## Given problem
All records are to be retyped faithfully and completely.

•••

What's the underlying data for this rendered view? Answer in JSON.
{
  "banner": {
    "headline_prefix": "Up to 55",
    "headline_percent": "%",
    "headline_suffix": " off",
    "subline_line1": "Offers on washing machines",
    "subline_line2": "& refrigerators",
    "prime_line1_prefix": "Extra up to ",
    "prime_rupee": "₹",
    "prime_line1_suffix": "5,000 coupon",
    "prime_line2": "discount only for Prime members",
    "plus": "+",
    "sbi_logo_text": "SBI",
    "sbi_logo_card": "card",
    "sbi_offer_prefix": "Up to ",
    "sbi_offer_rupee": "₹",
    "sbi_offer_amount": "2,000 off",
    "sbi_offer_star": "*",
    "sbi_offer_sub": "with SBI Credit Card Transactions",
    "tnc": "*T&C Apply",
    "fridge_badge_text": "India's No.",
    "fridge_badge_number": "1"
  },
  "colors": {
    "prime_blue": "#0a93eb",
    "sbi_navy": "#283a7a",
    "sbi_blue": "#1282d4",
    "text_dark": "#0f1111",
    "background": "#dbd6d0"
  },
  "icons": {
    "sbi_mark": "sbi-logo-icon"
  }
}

•••

## Written answer
What's the underlying data for this rendered view? Answer in JSON.
{
  "banner": {
    "headline_prefix": "Up to 55",
    "headline_percent": "%",
    "headline_suffix": " off",
    "subline_line1": "Offers on washing machines",
    "subline_line2": "& refrigerators",
    "prime_line1_prefix": "Extra up to ",
    "prime_rupee": "₹",
    "prime_line1_suffix": "5,000 coupon",
    "prime_line2": "discount only for Prime members",
    "plus": "+",
    "sbi_logo_text": "SBI",
    "sbi_logo_card": "card",
    "sbi_offer_prefix": "Up to ",
    "sbi_offer_rupee": "₹",
    "sbi_offer_amount": "2,000 off",
    "sbi_offer_star": "*",
    "sbi_offer_sub": "with SBI Credit Card Transactions",
    "tnc": "*T&C Apply",
    "fridge_badge_text": "India's No.",
    "fridge_badge_number": "1"
  },
  "colors": {
    "prime_blue": "#0a93eb",
    "sbi_navy": "#283a7a",
    "sbi_blue": "#1282d4",
    "text_dark": "#0f1111",
    "background": "#dbd6d0"
  },
  "icons": {
    "sbi_mark": "sbi-logo-icon"
  }
}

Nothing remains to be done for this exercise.